-- Given exercise --
Write out every line below that includes the word "name".

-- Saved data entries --
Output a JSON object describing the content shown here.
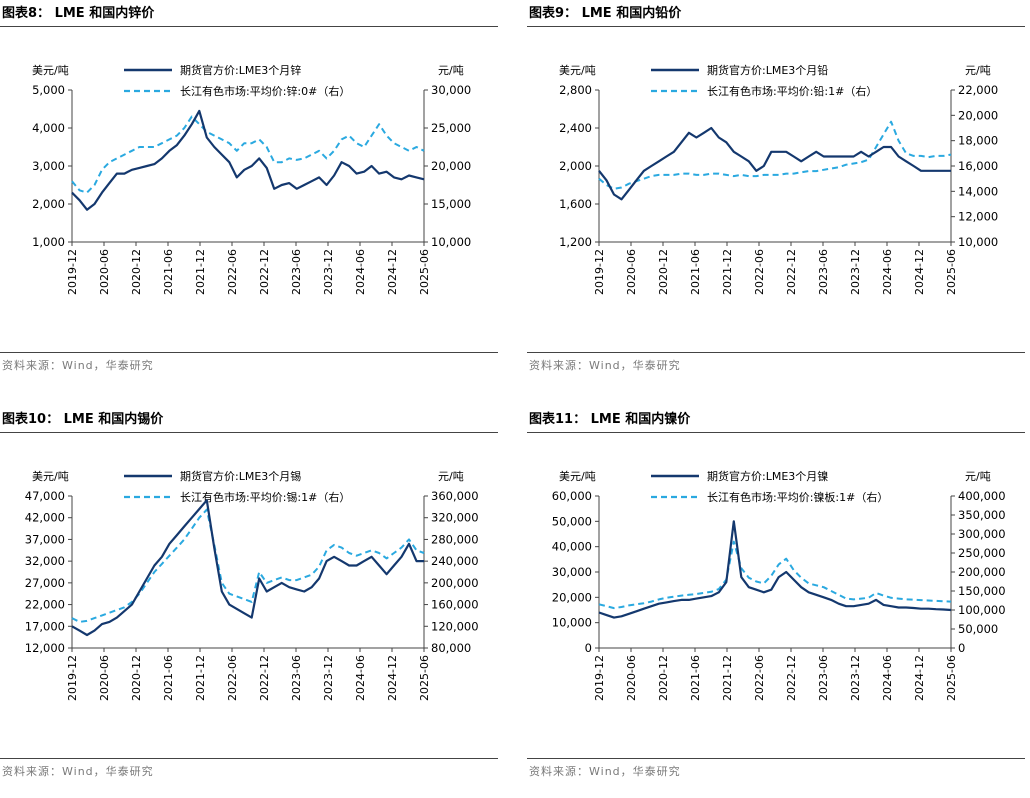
{
  "colors": {
    "lme": "#14386e",
    "cj": "#2aa9e0",
    "axis": "#444444",
    "source": "#7a7a7a"
  },
  "chart_data": [
    {
      "type": "line",
      "figure_title": "图表8：  LME 和国内锌价",
      "source": "资料来源：Wind，华泰研究",
      "left_unit": "美元/吨",
      "right_unit": "元/吨",
      "x_ticks": [
        "2019-12",
        "2020-06",
        "2020-12",
        "2021-06",
        "2021-12",
        "2022-06",
        "2022-12",
        "2023-06",
        "2023-12",
        "2024-06",
        "2024-12",
        "2025-06"
      ],
      "y_left": {
        "min": 1000,
        "max": 5000,
        "ticks": [
          "1,000",
          "2,000",
          "3,000",
          "4,000",
          "5,000"
        ]
      },
      "y_right": {
        "min": 10000,
        "max": 30000,
        "ticks": [
          "10,000",
          "15,000",
          "20,000",
          "25,000",
          "30,000"
        ]
      },
      "series": [
        {
          "name": "期货官方价:LME3个月锌",
          "axis": "left",
          "style": "solid",
          "values": [
            2300,
            2100,
            1850,
            2000,
            2300,
            2550,
            2800,
            2800,
            2900,
            2950,
            3000,
            3050,
            3200,
            3400,
            3550,
            3800,
            4100,
            4450,
            3750,
            3500,
            3300,
            3100,
            2700,
            2900,
            3000,
            3200,
            2950,
            2400,
            2500,
            2550,
            2400,
            2500,
            2600,
            2700,
            2500,
            2750,
            3100,
            3000,
            2800,
            2850,
            3000,
            2800,
            2850,
            2700,
            2650,
            2750,
            2700,
            2650
          ]
        },
        {
          "name": "长江有色市场:平均价:锌:0#（右）",
          "axis": "right",
          "style": "dashed",
          "values": [
            18000,
            16800,
            16500,
            17500,
            19500,
            20500,
            21000,
            21500,
            22000,
            22500,
            22500,
            22500,
            23000,
            23500,
            24000,
            25000,
            26500,
            25500,
            24500,
            24000,
            23500,
            23000,
            22000,
            23000,
            23000,
            23500,
            22500,
            20500,
            20500,
            21000,
            20800,
            21000,
            21500,
            22000,
            21000,
            22000,
            23500,
            24000,
            23000,
            22500,
            24000,
            25500,
            24000,
            23000,
            22500,
            22000,
            22500,
            22000
          ]
        }
      ]
    },
    {
      "type": "line",
      "figure_title": "图表9：  LME 和国内铅价",
      "source": "资料来源：Wind，华泰研究",
      "left_unit": "美元/吨",
      "right_unit": "元/吨",
      "x_ticks": [
        "2019-12",
        "2020-06",
        "2020-12",
        "2021-06",
        "2021-12",
        "2022-06",
        "2022-12",
        "2023-06",
        "2023-12",
        "2024-06",
        "2024-12",
        "2025-06"
      ],
      "y_left": {
        "min": 1200,
        "max": 2800,
        "ticks": [
          "1,200",
          "1,600",
          "2,000",
          "2,400",
          "2,800"
        ]
      },
      "y_right": {
        "min": 10000,
        "max": 22000,
        "ticks": [
          "10,000",
          "12,000",
          "14,000",
          "16,000",
          "18,000",
          "20,000",
          "22,000"
        ]
      },
      "series": [
        {
          "name": "期货官方价:LME3个月铅",
          "axis": "left",
          "style": "solid",
          "values": [
            1950,
            1850,
            1700,
            1650,
            1750,
            1850,
            1950,
            2000,
            2050,
            2100,
            2150,
            2250,
            2350,
            2300,
            2350,
            2400,
            2300,
            2250,
            2150,
            2100,
            2050,
            1950,
            2000,
            2150,
            2150,
            2150,
            2100,
            2050,
            2100,
            2150,
            2100,
            2100,
            2100,
            2100,
            2100,
            2150,
            2100,
            2150,
            2200,
            2200,
            2100,
            2050,
            2000,
            1950,
            1950,
            1950,
            1950,
            1950
          ]
        },
        {
          "name": "长江有色市场:平均价:铅:1#（右）",
          "axis": "right",
          "style": "dashed",
          "values": [
            15000,
            14500,
            14200,
            14300,
            14600,
            14800,
            15000,
            15200,
            15300,
            15300,
            15300,
            15400,
            15400,
            15300,
            15300,
            15400,
            15400,
            15300,
            15200,
            15300,
            15200,
            15200,
            15300,
            15300,
            15300,
            15400,
            15400,
            15500,
            15600,
            15600,
            15700,
            15800,
            15900,
            16100,
            16200,
            16300,
            16500,
            17500,
            18500,
            19500,
            18000,
            17000,
            16800,
            16800,
            16700,
            16800,
            16800,
            16900
          ]
        }
      ]
    },
    {
      "type": "line",
      "figure_title": "图表10：  LME 和国内锡价",
      "source": "资料来源：Wind，华泰研究",
      "left_unit": "美元/吨",
      "right_unit": "元/吨",
      "x_ticks": [
        "2019-12",
        "2020-06",
        "2020-12",
        "2021-06",
        "2021-12",
        "2022-06",
        "2022-12",
        "2023-06",
        "2023-12",
        "2024-06",
        "2024-12",
        "2025-06"
      ],
      "y_left": {
        "min": 12000,
        "max": 47000,
        "ticks": [
          "12,000",
          "17,000",
          "22,000",
          "27,000",
          "32,000",
          "37,000",
          "42,000",
          "47,000"
        ]
      },
      "y_right": {
        "min": 80000,
        "max": 360000,
        "ticks": [
          "80,000",
          "120,000",
          "160,000",
          "200,000",
          "240,000",
          "280,000",
          "320,000",
          "360,000"
        ]
      },
      "series": [
        {
          "name": "期货官方价:LME3个月锡",
          "axis": "left",
          "style": "solid",
          "values": [
            17000,
            16000,
            15000,
            16000,
            17500,
            18000,
            19000,
            20500,
            22000,
            25000,
            28000,
            31000,
            33000,
            36000,
            38000,
            40000,
            42000,
            44000,
            46000,
            35000,
            25000,
            22000,
            21000,
            20000,
            19000,
            28000,
            25000,
            26000,
            27000,
            26000,
            25500,
            25000,
            26000,
            28000,
            32000,
            33000,
            32000,
            31000,
            31000,
            32000,
            33000,
            31000,
            29000,
            31000,
            33000,
            36000,
            32000,
            32000
          ]
        },
        {
          "name": "长江有色市场:平均价:锡:1#（右）",
          "axis": "right",
          "style": "dashed",
          "values": [
            135000,
            128000,
            130000,
            135000,
            140000,
            145000,
            150000,
            155000,
            165000,
            180000,
            200000,
            220000,
            235000,
            250000,
            265000,
            280000,
            300000,
            320000,
            335000,
            270000,
            200000,
            180000,
            175000,
            170000,
            165000,
            220000,
            200000,
            205000,
            210000,
            205000,
            205000,
            210000,
            215000,
            230000,
            260000,
            270000,
            265000,
            255000,
            250000,
            255000,
            260000,
            255000,
            245000,
            255000,
            265000,
            280000,
            260000,
            255000
          ]
        }
      ]
    },
    {
      "type": "line",
      "figure_title": "图表11：  LME 和国内镍价",
      "source": "资料来源：Wind，华泰研究",
      "left_unit": "美元/吨",
      "right_unit": "元/吨",
      "x_ticks": [
        "2019-12",
        "2020-06",
        "2020-12",
        "2021-06",
        "2021-12",
        "2022-06",
        "2022-12",
        "2023-06",
        "2023-12",
        "2024-06",
        "2024-12",
        "2025-06"
      ],
      "y_left": {
        "min": 0,
        "max": 60000,
        "ticks": [
          "0",
          "10,000",
          "20,000",
          "30,000",
          "40,000",
          "50,000",
          "60,000"
        ]
      },
      "y_right": {
        "min": 0,
        "max": 400000,
        "ticks": [
          "0",
          "50,000",
          "100,000",
          "150,000",
          "200,000",
          "250,000",
          "300,000",
          "350,000",
          "400,000"
        ]
      },
      "series": [
        {
          "name": "期货官方价:LME3个月镍",
          "axis": "left",
          "style": "solid",
          "values": [
            14000,
            13000,
            12000,
            12500,
            13500,
            14500,
            15500,
            16500,
            17500,
            18000,
            18500,
            19000,
            19000,
            19500,
            20000,
            20500,
            22000,
            26000,
            50000,
            28000,
            24000,
            23000,
            22000,
            23000,
            28000,
            30000,
            27000,
            24000,
            22000,
            21000,
            20000,
            19000,
            17500,
            16500,
            16500,
            17000,
            17500,
            19000,
            17000,
            16500,
            16000,
            16000,
            15800,
            15500,
            15500,
            15300,
            15200,
            15000
          ]
        },
        {
          "name": "长江有色市场:平均价:镍板:1#（右）",
          "axis": "right",
          "style": "dashed",
          "values": [
            115000,
            110000,
            105000,
            108000,
            112000,
            115000,
            118000,
            122000,
            128000,
            132000,
            135000,
            138000,
            140000,
            142000,
            145000,
            148000,
            155000,
            180000,
            280000,
            210000,
            185000,
            175000,
            170000,
            190000,
            220000,
            235000,
            205000,
            185000,
            170000,
            165000,
            160000,
            150000,
            140000,
            130000,
            128000,
            130000,
            132000,
            145000,
            138000,
            132000,
            130000,
            128000,
            127000,
            126000,
            125000,
            124000,
            123000,
            122000
          ]
        }
      ]
    }
  ]
}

-- Answer in full --
          "name": "期货官方价:LME3个月锌",
          "name": "长江有色市场:平均价:锌:0#（右）",
          "name": "期货官方价:LME3个月铅",
          "name": "长江有色市场:平均价:铅:1#（右）",
          "name": "期货官方价:LME3个月锡",
          "name": "长江有色市场:平均价:锡:1#（右）",
          "name": "期货官方价:LME3个月镍",
          "name": "长江有色市场:平均价:镍板:1#（右）",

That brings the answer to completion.